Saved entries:
* * *
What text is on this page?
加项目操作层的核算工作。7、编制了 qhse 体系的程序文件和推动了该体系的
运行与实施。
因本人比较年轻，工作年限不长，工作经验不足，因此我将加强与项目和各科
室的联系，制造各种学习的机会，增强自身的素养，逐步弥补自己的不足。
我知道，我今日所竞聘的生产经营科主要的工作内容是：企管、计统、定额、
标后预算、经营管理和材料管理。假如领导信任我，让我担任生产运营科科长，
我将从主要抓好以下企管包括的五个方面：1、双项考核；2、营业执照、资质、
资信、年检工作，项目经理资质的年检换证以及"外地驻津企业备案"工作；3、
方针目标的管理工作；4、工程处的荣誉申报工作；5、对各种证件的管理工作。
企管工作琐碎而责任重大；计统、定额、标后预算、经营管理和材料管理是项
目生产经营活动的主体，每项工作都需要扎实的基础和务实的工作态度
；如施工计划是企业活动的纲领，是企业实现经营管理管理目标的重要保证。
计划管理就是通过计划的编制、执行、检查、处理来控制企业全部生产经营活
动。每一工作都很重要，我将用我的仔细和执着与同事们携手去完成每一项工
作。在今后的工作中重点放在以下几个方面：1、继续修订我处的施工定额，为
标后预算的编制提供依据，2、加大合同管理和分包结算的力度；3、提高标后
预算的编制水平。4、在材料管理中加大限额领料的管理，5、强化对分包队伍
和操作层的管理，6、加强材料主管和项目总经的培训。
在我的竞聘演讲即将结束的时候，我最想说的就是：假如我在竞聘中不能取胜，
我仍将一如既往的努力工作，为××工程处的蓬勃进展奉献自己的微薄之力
* * *
Print all of the data exactly as it was given.

Problem solution:
What text is on this page?
加项目操作层的核算工作。7、编制了 qhse 体系的程序文件和推动了该体系的
运行与实施。
因本人比较年轻，工作年限不长，工作经验不足，因此我将加强与项目和各科
室的联系，制造各种学习的机会，增强自身的素养，逐步弥补自己的不足。
我知道，我今日所竞聘的生产经营科主要的工作内容是：企管、计统、定额、
标后预算、经营管理和材料管理。假如领导信任我，让我担任生产运营科科长，
我将从主要抓好以下企管包括的五个方面：1、双项考核；2、营业执照、资质、
资信、年检工作，项目经理资质的年检换证以及"外地驻津企业备案"工作；3、
方针目标的管理工作；4、工程处的荣誉申报工作；5、对各种证件的管理工作。
企管工作琐碎而责任重大；计统、定额、标后预算、经营管理和材料管理是项
目生产经营活动的主体，每项工作都需要扎实的基础和务实的工作态度
；如施工计划是企业活动的纲领，是企业实现经营管理管理目标的重要保证。
计划管理就是通过计划的编制、执行、检查、处理来控制企业全部生产经营活
动。每一工作都很重要，我将用我的仔细和执着与同事们携手去完成每一项工
作。在今后的工作中重点放在以下几个方面：1、继续修订我处的施工定额，为
标后预算的编制提供依据，2、加大合同管理和分包结算的力度；3、提高标后
预算的编制水平。4、在材料管理中加大限额领料的管理，5、强化对分包队伍
和操作层的管理，6、加强材料主管和项目总经的培训。
在我的竞聘演讲即将结束的时候，我最想说的就是：假如我在竞聘中不能取胜，
我仍将一如既往的努力工作，为××工程处的蓬勃进展奉献自己的微薄之力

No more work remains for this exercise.